Work to be completed:
Scan the data below and work out how many of its lines contain the word "lstm". Give only that number.

========================================================================

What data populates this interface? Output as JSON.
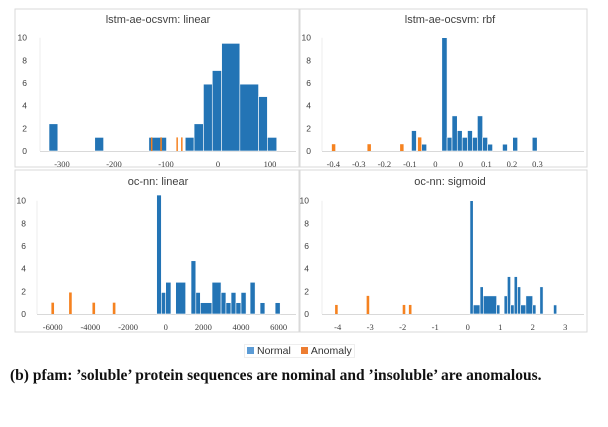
{
  "colors": {
    "normal": "#2374B5",
    "anomaly": "#F58220"
  },
  "legend": {
    "normal": "Normal",
    "anomaly": "Anomaly",
    "placement": "bottom-center"
  },
  "caption": "(b) pfam: ’soluble’ protein sequences are nominal and ’insoluble’ are anomalous.",
  "chart_data": [
    {
      "type": "bar",
      "title": "lstm-ae-ocsvm: linear",
      "xlim": [
        -340,
        120
      ],
      "ylim": [
        0,
        10
      ],
      "yticks": [
        "0",
        "2",
        "4",
        "6",
        "8",
        "10"
      ],
      "xticks": [
        {
          "v": -300,
          "label": "-300"
        },
        {
          "v": -200,
          "label": "-200"
        },
        {
          "v": -100,
          "label": "-100"
        },
        {
          "v": 0,
          "label": "0"
        },
        {
          "v": 100,
          "label": "100"
        }
      ],
      "series": [
        {
          "name": "Normal",
          "bars": [
            [
              -325,
              -308,
              2.4
            ],
            [
              -237,
              -220,
              1.2
            ],
            [
              -133,
              -99,
              1.2
            ],
            [
              -63,
              -46,
              1.2
            ],
            [
              -46,
              -28,
              2.4
            ],
            [
              -28,
              -11,
              5.9
            ],
            [
              -11,
              7,
              7.1
            ],
            [
              7,
              42,
              9.5
            ],
            [
              42,
              78,
              5.9
            ],
            [
              78,
              95,
              4.8
            ],
            [
              95,
              113,
              1.2
            ]
          ]
        },
        {
          "name": "Anomaly",
          "bars": [
            [
              -129,
              -127,
              1.2
            ],
            [
              -111,
              -108,
              1.2
            ],
            [
              -80,
              -78,
              1.2
            ],
            [
              -71,
              -69,
              1.2
            ]
          ]
        }
      ]
    },
    {
      "type": "bar",
      "title": "lstm-ae-ocsvm: rbf",
      "xlim": [
        -0.44,
        0.33
      ],
      "ylim": [
        0,
        10
      ],
      "yticks": [
        "0",
        "2",
        "4",
        "6",
        "8",
        "10"
      ],
      "xticks": [
        {
          "v": -0.4,
          "label": "-0.4"
        },
        {
          "v": -0.3125,
          "label": "-0.3"
        },
        {
          "v": -0.225,
          "label": "-0.2"
        },
        {
          "v": -0.1375,
          "label": "-0.1"
        },
        {
          "v": -0.05,
          "label": "0"
        },
        {
          "v": 0.0375,
          "label": "0"
        },
        {
          "v": 0.125,
          "label": "0.1"
        },
        {
          "v": 0.2125,
          "label": "0.2"
        },
        {
          "v": 0.3,
          "label": "0.3"
        }
      ],
      "series": [
        {
          "name": "Normal",
          "bars": [
            [
              -0.132,
              -0.115,
              1.8
            ],
            [
              -0.097,
              -0.08,
              0.6
            ],
            [
              -0.028,
              -0.01,
              10
            ],
            [
              -0.01,
              0.007,
              1.2
            ],
            [
              0.007,
              0.025,
              3.1
            ],
            [
              0.025,
              0.042,
              1.8
            ],
            [
              0.042,
              0.06,
              1.2
            ],
            [
              0.06,
              0.077,
              1.8
            ],
            [
              0.077,
              0.094,
              1.2
            ],
            [
              0.094,
              0.112,
              3.1
            ],
            [
              0.112,
              0.129,
              1.2
            ],
            [
              0.129,
              0.146,
              0.6
            ],
            [
              0.18,
              0.197,
              0.6
            ],
            [
              0.215,
              0.232,
              1.2
            ],
            [
              0.282,
              0.299,
              1.2
            ]
          ]
        },
        {
          "name": "Anomaly",
          "bars": [
            [
              -0.405,
              -0.393,
              0.6
            ],
            [
              -0.283,
              -0.271,
              0.6
            ],
            [
              -0.171,
              -0.159,
              0.6
            ],
            [
              -0.11,
              -0.098,
              1.2
            ]
          ]
        }
      ]
    },
    {
      "type": "bar",
      "title": "oc-nn: linear",
      "xlim": [
        -6800,
        6800
      ],
      "ylim": [
        0,
        10
      ],
      "yticks": [
        "0",
        "2",
        "4",
        "6",
        "8",
        "10"
      ],
      "xticks": [
        {
          "v": -6000,
          "label": "-6000"
        },
        {
          "v": -4000,
          "label": "-4000"
        },
        {
          "v": -2000,
          "label": "-2000"
        },
        {
          "v": 0,
          "label": "0"
        },
        {
          "v": 2000,
          "label": "2000"
        },
        {
          "v": 4000,
          "label": "4000"
        },
        {
          "v": 6000,
          "label": "6000"
        }
      ],
      "series": [
        {
          "name": "Normal",
          "bars": [
            [
              -480,
              -230,
              10.5
            ],
            [
              -230,
              0,
              1.9
            ],
            [
              0,
              280,
              2.8
            ],
            [
              530,
              1060,
              2.8
            ],
            [
              1345,
              1600,
              4.7
            ],
            [
              1600,
              1840,
              1.9
            ],
            [
              1840,
              2460,
              1
            ],
            [
              2460,
              2940,
              2.8
            ],
            [
              2940,
              3200,
              1.9
            ],
            [
              3200,
              3470,
              1
            ],
            [
              3470,
              3730,
              1.9
            ],
            [
              3730,
              4000,
              1
            ],
            [
              4000,
              4270,
              1.9
            ],
            [
              4480,
              4750,
              2.8
            ],
            [
              5010,
              5270,
              1
            ],
            [
              5810,
              6080,
              1
            ]
          ]
        },
        {
          "name": "Anomaly",
          "bars": [
            [
              -6070,
              -5930,
              1
            ],
            [
              -5130,
              -4990,
              1.9
            ],
            [
              -3890,
              -3750,
              1
            ],
            [
              -2810,
              -2670,
              1
            ]
          ]
        }
      ]
    },
    {
      "type": "bar",
      "title": "oc-nn: sigmoid",
      "xlim": [
        -4.5,
        3.6
      ],
      "ylim": [
        0,
        10
      ],
      "yticks": [
        "0",
        "2",
        "4",
        "6",
        "8",
        "10"
      ],
      "xticks": [
        {
          "v": -4,
          "label": "-4"
        },
        {
          "v": -3,
          "label": "-3"
        },
        {
          "v": -2,
          "label": "-2"
        },
        {
          "v": -1,
          "label": "-1"
        },
        {
          "v": 0,
          "label": "0"
        },
        {
          "v": 1,
          "label": "1"
        },
        {
          "v": 2,
          "label": "2"
        },
        {
          "v": 3,
          "label": "3"
        }
      ],
      "series": [
        {
          "name": "Normal",
          "bars": [
            [
              0.07,
              0.17,
              10
            ],
            [
              0.17,
              0.38,
              0.8
            ],
            [
              0.38,
              0.48,
              2.4
            ],
            [
              0.48,
              0.89,
              1.6
            ],
            [
              0.89,
              0.99,
              0.8
            ],
            [
              1.12,
              1.22,
              1.6
            ],
            [
              1.22,
              1.32,
              3.3
            ],
            [
              1.32,
              1.43,
              0.8
            ],
            [
              1.43,
              1.53,
              3.3
            ],
            [
              1.53,
              1.63,
              2.4
            ],
            [
              1.63,
              1.79,
              0.8
            ],
            [
              1.79,
              2.0,
              1.6
            ],
            [
              2.0,
              2.1,
              0.8
            ],
            [
              2.22,
              2.32,
              2.4
            ],
            [
              2.64,
              2.74,
              0.8
            ]
          ]
        },
        {
          "name": "Anomaly",
          "bars": [
            [
              -4.08,
              -4.0,
              0.8
            ],
            [
              -3.11,
              -3.03,
              1.6
            ],
            [
              -2.0,
              -1.92,
              0.8
            ],
            [
              -1.81,
              -1.73,
              0.8
            ]
          ]
        }
      ]
    }
  ]
}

========================================================================

Expected answer:
2